▶ _WORK TO BE COMPLETED_: Repeat every record below exactly, omitting any pictures.

-=-=-

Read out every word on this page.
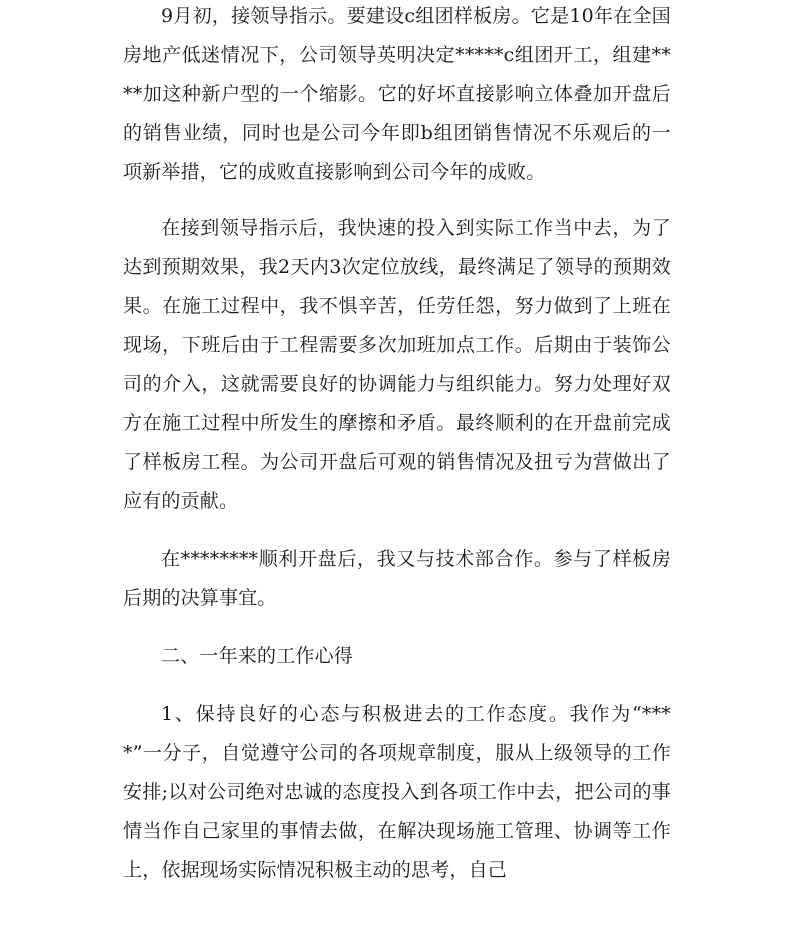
9月初，接领导指示。要建设c组团样板房。它是10年在全国房地产低迷情况下，公司领导英明决定*****c组团开工，组建****加这种新户型的一个缩影。它的好坏直接影响立体叠加开盘后的销售业绩，同时也是公司今年即b组团销售情况不乐观后的一项新举措，它的成败直接影响到公司今年的成败。

在接到领导指示后，我快速的投入到实际工作当中去，为了达到预期效果，我2天内3次定位放线，最终满足了领导的预期效果。在施工过程中，我不惧辛苦，任劳任怨，努力做到了上班在现场，下班后由于工程需要多次加班加点工作。后期由于装饰公司的介入，这就需要良好的协调能力与组织能力。努力处理好双方在施工过程中所发生的摩擦和矛盾。最终顺利的在开盘前完成了样板房工程。为公司开盘后可观的销售情况及扭亏为营做出了应有的贡献。

在********顺利开盘后，我又与技术部合作。参与了样板房后期的决算事宜。

二、一年来的工作心得

1、保持良好的心态与积极进去的工作态度。我作为“****”一分子，自觉遵守公司的各项规章制度，服从上级领导的工作安排;以对公司绝对忠诚的态度投入到各项工作中去，把公司的事情当作自己家里的事情去做，在解决现场施工管理、协调等工作上，依据现场实际情况积极主动的思考，自己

-=-=-

▶ _WRITTEN RESPONSE_:
Read out every word on this page.
9月初，接领导指示。要建设c组团样板房。它是10年在全国房地产低迷情况下，公司领导英明决定*****c组团开工，组建****加这种新户型的一个缩影。它的好坏直接影响立体叠加开盘后的销售业绩，同时也是公司今年即b组团销售情况不乐观后的一项新举措，它的成败直接影响到公司今年的成败。

在接到领导指示后，我快速的投入到实际工作当中去，为了达到预期效果，我2天内3次定位放线，最终满足了领导的预期效果。在施工过程中，我不惧辛苦，任劳任怨，努力做到了上班在现场，下班后由于工程需要多次加班加点工作。后期由于装饰公司的介入，这就需要良好的协调能力与组织能力。努力处理好双方在施工过程中所发生的摩擦和矛盾。最终顺利的在开盘前完成了样板房工程。为公司开盘后可观的销售情况及扭亏为营做出了应有的贡献。

在********顺利开盘后，我又与技术部合作。参与了样板房后期的决算事宜。

二、一年来的工作心得

1、保持良好的心态与积极进去的工作态度。我作为“****”一分子，自觉遵守公司的各项规章制度，服从上级领导的工作安排;以对公司绝对忠诚的态度投入到各项工作中去，把公司的事情当作自己家里的事情去做，在解决现场施工管理、协调等工作上，依据现场实际情况积极主动的思考，自己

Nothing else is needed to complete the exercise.